▸ STATED TASK: Gather each line in the entries that includes the string "high".

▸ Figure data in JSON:
#####

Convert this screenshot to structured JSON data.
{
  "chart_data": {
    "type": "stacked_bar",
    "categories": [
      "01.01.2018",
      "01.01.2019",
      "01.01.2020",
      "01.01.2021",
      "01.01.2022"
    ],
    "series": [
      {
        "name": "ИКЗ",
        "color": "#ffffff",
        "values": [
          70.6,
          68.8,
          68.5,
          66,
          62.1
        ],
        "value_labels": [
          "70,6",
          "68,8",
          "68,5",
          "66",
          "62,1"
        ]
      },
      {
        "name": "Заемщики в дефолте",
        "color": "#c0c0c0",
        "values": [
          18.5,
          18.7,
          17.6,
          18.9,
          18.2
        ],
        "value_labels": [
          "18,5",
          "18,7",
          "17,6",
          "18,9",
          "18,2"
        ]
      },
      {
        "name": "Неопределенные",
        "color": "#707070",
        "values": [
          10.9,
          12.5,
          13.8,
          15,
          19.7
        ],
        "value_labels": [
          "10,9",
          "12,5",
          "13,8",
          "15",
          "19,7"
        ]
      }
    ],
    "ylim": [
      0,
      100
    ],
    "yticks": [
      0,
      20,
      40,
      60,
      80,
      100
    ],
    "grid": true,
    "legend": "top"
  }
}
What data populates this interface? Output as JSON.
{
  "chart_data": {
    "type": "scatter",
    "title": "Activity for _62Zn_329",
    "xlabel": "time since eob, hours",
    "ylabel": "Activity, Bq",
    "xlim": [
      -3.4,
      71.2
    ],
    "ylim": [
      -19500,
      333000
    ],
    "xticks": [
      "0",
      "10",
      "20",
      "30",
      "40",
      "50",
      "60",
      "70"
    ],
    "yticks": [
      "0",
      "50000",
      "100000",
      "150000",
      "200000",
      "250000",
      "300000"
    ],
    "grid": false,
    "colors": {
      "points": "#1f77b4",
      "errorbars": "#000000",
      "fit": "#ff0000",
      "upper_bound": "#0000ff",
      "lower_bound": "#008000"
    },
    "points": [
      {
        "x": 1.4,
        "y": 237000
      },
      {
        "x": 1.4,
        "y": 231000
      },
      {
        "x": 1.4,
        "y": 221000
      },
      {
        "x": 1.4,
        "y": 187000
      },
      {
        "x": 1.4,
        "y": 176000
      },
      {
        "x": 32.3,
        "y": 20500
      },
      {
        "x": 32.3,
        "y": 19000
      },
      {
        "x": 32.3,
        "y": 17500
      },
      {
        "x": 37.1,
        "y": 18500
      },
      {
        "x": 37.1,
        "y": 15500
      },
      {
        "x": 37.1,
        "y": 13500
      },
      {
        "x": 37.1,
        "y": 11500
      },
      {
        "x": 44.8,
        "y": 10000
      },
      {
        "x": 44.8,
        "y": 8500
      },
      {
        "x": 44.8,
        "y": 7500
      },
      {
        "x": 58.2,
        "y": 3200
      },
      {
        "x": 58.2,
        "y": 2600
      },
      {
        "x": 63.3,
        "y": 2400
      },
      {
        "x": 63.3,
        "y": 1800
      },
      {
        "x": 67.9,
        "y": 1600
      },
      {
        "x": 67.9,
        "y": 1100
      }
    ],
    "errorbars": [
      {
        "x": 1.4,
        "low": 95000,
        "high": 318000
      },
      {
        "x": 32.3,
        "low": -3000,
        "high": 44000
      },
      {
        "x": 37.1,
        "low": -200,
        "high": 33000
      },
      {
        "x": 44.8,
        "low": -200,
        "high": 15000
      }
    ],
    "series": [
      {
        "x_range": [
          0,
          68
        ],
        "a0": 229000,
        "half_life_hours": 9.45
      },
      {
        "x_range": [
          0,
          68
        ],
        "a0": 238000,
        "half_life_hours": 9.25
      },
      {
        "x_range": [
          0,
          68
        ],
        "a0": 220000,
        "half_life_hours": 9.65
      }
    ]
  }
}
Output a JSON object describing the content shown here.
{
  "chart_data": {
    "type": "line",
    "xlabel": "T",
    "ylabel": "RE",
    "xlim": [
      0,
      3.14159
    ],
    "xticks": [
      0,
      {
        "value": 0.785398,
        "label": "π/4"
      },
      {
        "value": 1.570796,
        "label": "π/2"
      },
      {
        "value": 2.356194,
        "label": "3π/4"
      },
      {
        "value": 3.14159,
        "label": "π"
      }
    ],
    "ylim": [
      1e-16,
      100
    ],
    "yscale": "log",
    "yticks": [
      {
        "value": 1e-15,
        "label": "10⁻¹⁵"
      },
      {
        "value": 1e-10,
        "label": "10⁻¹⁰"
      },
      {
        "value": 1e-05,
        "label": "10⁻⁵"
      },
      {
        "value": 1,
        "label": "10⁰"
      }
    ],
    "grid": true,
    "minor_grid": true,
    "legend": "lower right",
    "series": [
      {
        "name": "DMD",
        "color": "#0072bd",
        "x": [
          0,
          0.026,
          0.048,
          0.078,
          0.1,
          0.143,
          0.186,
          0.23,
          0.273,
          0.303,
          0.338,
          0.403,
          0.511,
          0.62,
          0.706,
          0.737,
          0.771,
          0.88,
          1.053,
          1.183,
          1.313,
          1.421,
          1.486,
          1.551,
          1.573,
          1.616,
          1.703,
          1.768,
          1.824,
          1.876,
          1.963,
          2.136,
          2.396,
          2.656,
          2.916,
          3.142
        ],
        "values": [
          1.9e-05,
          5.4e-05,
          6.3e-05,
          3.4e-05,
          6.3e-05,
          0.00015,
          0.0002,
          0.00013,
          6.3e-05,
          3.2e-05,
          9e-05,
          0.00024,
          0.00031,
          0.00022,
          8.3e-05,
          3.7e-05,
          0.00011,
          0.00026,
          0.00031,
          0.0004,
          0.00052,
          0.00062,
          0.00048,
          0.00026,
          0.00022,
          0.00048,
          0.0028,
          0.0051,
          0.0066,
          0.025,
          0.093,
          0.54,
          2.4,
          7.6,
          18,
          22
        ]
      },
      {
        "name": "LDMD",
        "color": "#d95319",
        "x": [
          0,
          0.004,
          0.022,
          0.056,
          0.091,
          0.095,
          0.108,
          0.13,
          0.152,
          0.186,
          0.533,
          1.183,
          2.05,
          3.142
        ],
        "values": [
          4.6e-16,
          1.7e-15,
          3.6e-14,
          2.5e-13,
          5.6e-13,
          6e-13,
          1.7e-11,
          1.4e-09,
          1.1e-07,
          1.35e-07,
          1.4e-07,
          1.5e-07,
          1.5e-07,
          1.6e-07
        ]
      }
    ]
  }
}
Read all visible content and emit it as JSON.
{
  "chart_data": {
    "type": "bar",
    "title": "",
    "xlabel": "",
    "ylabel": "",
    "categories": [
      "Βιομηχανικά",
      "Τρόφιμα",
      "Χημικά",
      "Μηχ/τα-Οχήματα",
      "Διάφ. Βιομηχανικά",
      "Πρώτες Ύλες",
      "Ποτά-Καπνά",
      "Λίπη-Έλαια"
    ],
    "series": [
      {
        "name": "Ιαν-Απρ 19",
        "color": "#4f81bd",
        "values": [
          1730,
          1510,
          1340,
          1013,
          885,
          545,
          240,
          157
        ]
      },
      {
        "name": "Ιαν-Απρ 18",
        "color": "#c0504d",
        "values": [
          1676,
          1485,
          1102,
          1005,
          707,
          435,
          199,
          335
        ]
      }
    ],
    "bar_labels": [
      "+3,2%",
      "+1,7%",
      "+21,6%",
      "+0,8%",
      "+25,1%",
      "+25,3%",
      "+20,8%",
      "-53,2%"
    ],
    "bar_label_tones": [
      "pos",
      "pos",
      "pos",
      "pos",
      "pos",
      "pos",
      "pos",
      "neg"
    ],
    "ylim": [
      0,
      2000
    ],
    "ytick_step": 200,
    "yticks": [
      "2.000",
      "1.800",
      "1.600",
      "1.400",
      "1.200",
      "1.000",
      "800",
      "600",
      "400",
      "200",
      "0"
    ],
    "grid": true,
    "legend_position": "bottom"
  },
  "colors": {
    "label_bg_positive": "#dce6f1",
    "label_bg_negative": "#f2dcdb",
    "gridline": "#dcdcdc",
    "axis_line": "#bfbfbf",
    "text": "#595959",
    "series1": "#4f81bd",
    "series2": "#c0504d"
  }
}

#####

▸ RESULT OF THIS TASK:
        "high": 318000
        "high": 44000
        "high": 33000
        "high": 15000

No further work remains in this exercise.